Data entries for graphics
◇ ◇ ◇ ◇ ◇ ◇ ◇

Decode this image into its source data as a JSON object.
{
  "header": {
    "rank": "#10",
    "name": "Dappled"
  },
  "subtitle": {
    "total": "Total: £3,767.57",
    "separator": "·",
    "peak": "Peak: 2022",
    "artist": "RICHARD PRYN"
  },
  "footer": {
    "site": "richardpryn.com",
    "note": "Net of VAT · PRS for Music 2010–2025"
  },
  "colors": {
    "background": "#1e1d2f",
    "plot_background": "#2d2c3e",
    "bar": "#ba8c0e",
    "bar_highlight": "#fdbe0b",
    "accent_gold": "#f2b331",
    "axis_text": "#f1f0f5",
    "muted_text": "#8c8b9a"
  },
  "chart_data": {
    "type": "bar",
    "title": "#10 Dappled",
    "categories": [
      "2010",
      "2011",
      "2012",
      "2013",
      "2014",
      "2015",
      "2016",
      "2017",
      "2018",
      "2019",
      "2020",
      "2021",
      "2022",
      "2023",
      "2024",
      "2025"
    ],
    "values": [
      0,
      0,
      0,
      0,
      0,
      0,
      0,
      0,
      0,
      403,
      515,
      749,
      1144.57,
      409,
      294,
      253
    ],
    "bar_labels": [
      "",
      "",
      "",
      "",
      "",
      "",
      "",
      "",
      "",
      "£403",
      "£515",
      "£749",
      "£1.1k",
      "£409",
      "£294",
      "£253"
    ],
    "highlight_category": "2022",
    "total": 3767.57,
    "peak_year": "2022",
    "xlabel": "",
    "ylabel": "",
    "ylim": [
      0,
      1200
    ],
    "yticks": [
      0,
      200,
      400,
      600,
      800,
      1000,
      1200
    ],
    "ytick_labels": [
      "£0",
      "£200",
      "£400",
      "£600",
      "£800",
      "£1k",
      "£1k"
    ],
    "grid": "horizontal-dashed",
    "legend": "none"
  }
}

◇ ◇ ◇ ◇ ◇ ◇ ◇

What needs to be done
Copy all the records above exactly, missing none.

Output for this exercise
Decode this image into its source data as a JSON object.
{
  "header": {
    "rank": "#10",
    "name": "Dappled"
  },
  "subtitle": {
    "total": "Total: £3,767.57",
    "separator": "·",
    "peak": "Peak: 2022",
    "artist": "RICHARD PRYN"
  },
  "footer": {
    "site": "richardpryn.com",
    "note": "Net of VAT · PRS for Music 2010–2025"
  },
  "colors": {
    "background": "#1e1d2f",
    "plot_background": "#2d2c3e",
    "bar": "#ba8c0e",
    "bar_highlight": "#fdbe0b",
    "accent_gold": "#f2b331",
    "axis_text": "#f1f0f5",
    "muted_text": "#8c8b9a"
  },
  "chart_data": {
    "type": "bar",
    "title": "#10 Dappled",
    "categories": [
      "2010",
      "2011",
      "2012",
      "2013",
      "2014",
      "2015",
      "2016",
      "2017",
      "2018",
      "2019",
      "2020",
      "2021",
      "2022",
      "2023",
      "2024",
      "2025"
    ],
    "values": [
      0,
      0,
      0,
      0,
      0,
      0,
      0,
      0,
      0,
      403,
      515,
      749,
      1144.57,
      409,
      294,
      253
    ],
    "bar_labels": [
      "",
      "",
      "",
      "",
      "",
      "",
      "",
      "",
      "",
      "£403",
      "£515",
      "£749",
      "£1.1k",
      "£409",
      "£294",
      "£253"
    ],
    "highlight_category": "2022",
    "total": 3767.57,
    "peak_year": "2022",
    "xlabel": "",
    "ylabel": "",
    "ylim": [
      0,
      1200
    ],
    "yticks": [
      0,
      200,
      400,
      600,
      800,
      1000,
      1200
    ],
    "ytick_labels": [
      "£0",
      "£200",
      "£400",
      "£600",
      "£800",
      "£1k",
      "£1k"
    ],
    "grid": "horizontal-dashed",
    "legend": "none"
  }
}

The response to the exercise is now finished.